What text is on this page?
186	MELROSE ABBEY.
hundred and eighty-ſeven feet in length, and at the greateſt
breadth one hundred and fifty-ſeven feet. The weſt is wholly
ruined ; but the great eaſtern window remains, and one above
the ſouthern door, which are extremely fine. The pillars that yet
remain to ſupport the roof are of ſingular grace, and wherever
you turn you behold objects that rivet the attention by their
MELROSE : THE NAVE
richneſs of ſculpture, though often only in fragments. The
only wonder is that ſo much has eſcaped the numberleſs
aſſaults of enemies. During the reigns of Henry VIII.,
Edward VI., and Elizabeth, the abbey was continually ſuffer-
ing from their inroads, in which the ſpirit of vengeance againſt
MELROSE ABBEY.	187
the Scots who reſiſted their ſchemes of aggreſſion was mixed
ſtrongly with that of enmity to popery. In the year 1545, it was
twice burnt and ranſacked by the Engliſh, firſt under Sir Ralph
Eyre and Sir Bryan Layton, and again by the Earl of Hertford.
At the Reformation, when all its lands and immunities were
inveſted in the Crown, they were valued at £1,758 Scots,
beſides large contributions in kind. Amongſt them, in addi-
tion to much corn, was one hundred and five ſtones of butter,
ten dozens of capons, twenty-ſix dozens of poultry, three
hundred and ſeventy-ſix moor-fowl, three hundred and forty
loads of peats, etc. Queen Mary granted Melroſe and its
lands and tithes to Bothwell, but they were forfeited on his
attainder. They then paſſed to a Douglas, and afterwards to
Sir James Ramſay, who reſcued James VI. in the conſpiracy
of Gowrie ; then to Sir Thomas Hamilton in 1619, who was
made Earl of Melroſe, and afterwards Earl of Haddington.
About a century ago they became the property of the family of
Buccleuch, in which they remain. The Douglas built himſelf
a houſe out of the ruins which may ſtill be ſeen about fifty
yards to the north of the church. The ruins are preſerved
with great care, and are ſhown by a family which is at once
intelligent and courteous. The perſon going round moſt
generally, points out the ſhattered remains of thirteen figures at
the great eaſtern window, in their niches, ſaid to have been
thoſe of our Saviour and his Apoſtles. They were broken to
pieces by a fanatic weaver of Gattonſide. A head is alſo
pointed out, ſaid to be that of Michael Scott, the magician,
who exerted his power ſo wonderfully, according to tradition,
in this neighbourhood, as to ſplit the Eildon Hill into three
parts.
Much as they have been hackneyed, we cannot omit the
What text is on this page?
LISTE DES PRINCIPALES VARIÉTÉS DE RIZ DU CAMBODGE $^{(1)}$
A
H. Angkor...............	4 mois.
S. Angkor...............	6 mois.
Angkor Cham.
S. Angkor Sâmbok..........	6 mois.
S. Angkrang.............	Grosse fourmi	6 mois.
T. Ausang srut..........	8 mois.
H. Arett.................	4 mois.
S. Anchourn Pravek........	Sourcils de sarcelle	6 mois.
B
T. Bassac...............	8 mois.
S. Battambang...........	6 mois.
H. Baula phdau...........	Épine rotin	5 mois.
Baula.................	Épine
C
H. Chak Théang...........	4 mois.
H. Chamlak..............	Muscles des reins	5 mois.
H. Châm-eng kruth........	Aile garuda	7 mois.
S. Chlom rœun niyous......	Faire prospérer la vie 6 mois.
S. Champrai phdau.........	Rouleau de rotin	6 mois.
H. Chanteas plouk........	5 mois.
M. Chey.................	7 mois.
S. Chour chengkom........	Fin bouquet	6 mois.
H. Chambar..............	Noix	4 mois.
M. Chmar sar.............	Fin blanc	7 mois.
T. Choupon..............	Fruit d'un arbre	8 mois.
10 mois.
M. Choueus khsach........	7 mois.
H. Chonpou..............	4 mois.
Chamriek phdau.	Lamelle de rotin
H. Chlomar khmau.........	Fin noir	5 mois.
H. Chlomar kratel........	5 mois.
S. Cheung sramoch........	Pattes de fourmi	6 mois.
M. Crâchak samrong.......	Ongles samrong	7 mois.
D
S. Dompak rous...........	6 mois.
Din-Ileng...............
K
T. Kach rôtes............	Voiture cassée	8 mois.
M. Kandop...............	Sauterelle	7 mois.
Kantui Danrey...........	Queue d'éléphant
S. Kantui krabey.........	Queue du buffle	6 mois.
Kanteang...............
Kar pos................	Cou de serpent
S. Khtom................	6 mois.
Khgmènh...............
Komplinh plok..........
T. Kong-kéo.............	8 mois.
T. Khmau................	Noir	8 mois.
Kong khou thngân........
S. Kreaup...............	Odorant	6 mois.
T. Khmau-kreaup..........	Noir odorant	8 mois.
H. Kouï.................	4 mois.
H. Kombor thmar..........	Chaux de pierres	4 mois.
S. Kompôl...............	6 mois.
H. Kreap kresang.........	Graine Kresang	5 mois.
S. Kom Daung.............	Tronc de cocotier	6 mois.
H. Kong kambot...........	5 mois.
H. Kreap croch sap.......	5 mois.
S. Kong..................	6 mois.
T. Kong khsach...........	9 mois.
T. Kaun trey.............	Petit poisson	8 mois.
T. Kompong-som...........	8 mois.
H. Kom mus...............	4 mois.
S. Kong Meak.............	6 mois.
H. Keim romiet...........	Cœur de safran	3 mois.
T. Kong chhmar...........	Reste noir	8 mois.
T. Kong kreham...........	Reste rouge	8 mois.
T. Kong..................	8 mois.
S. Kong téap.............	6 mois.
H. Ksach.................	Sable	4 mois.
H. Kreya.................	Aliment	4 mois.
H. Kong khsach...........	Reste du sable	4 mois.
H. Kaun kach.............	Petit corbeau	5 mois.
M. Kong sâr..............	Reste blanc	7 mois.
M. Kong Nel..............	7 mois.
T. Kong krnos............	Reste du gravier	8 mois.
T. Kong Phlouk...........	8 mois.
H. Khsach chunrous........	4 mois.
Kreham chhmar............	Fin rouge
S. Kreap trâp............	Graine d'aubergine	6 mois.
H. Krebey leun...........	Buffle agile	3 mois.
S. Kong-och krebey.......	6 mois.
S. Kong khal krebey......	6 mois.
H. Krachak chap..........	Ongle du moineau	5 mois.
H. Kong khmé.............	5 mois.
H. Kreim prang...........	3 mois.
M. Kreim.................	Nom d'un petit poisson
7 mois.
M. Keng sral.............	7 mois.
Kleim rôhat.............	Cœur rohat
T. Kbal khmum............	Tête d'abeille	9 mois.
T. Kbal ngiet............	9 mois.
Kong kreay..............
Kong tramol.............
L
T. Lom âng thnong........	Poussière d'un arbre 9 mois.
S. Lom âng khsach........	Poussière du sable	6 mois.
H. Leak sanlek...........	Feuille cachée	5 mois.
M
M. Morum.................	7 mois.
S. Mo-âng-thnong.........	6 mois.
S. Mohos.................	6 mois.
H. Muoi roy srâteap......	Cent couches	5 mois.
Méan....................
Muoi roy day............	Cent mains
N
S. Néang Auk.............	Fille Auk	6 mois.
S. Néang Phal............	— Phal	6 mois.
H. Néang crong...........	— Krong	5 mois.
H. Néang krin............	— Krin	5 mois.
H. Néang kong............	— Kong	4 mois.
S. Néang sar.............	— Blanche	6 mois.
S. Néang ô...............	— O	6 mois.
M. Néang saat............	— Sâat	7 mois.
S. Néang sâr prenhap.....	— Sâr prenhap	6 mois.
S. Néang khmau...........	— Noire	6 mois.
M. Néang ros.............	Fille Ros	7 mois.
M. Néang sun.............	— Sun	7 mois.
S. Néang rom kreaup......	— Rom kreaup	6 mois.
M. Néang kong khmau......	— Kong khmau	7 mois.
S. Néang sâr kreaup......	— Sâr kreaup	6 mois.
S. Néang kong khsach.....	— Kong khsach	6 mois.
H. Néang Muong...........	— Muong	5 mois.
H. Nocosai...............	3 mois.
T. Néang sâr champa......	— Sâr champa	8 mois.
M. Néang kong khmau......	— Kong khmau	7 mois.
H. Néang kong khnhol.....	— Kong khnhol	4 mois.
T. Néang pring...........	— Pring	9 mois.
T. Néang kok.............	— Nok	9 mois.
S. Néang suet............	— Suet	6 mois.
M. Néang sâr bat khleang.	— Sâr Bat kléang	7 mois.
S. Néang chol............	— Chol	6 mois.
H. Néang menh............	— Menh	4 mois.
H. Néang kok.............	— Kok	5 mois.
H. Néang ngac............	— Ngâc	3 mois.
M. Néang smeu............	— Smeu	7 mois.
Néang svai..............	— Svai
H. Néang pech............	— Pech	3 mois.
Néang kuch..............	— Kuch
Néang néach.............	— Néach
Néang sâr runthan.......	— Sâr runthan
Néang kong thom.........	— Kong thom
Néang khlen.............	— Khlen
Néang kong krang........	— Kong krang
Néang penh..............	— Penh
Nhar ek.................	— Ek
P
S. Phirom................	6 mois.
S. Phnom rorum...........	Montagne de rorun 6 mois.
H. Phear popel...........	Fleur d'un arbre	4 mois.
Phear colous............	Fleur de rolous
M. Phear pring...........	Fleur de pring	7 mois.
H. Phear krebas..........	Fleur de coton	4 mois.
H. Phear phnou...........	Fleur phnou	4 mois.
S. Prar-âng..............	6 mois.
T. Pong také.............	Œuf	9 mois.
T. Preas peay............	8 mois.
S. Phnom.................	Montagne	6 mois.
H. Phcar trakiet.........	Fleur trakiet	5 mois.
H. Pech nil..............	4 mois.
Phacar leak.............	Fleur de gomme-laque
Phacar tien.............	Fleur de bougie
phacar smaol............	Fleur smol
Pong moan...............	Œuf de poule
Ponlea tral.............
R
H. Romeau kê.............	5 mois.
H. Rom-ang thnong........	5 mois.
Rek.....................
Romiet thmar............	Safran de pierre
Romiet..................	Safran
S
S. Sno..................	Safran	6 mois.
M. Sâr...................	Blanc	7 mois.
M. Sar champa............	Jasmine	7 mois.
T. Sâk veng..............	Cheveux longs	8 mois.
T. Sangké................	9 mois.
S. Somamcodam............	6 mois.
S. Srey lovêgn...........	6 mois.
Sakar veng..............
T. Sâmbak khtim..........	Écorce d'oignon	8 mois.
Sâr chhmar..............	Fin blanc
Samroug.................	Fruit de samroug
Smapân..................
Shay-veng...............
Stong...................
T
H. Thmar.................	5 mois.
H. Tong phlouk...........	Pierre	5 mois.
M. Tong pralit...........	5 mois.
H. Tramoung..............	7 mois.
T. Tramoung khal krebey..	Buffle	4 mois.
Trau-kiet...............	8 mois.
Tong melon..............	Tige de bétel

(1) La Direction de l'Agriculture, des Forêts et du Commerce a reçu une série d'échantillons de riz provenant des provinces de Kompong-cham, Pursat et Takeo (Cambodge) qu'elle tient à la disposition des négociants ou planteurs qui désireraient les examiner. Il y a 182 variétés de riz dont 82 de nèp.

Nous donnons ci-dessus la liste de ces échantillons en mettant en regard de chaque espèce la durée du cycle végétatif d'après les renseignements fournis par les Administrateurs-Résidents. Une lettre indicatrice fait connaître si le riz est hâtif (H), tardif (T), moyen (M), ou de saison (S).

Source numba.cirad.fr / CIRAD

> **WHAT NEEDS TO BE DONE**
Filter the records, keeping only lines that contain "rotin", and show those lines.

> **FINAL RESULT**
H. Baula phdau...........	Épine rotin	5 mois.
S. Champrai phdau.........	Rouleau de rotin	6 mois.
Chamriek phdau.	Lamelle de rotin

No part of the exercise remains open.